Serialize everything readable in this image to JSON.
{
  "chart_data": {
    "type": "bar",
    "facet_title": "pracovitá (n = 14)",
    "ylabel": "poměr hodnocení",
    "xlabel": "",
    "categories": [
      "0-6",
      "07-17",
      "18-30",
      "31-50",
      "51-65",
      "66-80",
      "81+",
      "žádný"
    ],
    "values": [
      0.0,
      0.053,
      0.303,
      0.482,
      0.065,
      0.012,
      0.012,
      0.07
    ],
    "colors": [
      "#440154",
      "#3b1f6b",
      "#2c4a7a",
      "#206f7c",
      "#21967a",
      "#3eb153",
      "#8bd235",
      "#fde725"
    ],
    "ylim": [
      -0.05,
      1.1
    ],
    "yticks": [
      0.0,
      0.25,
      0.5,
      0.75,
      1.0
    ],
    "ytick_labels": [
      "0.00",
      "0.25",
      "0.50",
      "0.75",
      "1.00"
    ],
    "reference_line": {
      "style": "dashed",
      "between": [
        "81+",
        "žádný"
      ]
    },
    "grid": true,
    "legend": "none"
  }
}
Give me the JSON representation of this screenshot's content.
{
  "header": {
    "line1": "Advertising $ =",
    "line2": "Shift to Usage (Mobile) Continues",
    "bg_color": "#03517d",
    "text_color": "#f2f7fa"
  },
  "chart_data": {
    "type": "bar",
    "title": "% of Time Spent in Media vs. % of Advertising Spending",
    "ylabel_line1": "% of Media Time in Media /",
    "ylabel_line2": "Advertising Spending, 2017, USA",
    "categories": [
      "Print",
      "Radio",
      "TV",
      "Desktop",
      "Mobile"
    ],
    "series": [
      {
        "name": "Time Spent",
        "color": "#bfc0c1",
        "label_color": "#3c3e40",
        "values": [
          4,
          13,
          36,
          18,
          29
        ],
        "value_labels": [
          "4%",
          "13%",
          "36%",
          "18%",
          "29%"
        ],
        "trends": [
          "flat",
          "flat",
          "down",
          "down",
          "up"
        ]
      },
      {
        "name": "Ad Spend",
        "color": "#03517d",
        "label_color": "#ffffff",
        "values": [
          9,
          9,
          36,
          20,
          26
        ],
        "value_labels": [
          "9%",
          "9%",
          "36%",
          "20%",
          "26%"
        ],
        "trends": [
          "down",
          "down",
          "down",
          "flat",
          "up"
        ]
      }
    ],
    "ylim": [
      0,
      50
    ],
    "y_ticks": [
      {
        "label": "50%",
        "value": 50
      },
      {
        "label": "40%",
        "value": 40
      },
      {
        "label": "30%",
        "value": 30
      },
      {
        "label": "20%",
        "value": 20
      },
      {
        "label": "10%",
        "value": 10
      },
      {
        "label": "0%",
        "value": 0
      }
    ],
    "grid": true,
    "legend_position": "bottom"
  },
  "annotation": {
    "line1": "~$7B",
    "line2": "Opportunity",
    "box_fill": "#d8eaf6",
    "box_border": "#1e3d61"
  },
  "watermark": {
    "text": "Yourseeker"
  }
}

▬▬▬

From the data above, gather every line that includes the word "Advertising".

    "line1": "Advertising $ =",
    "title": "% of Time Spent in Media vs. % of Advertising Spending",
    "ylabel_line2": "Advertising Spending, 2017, USA",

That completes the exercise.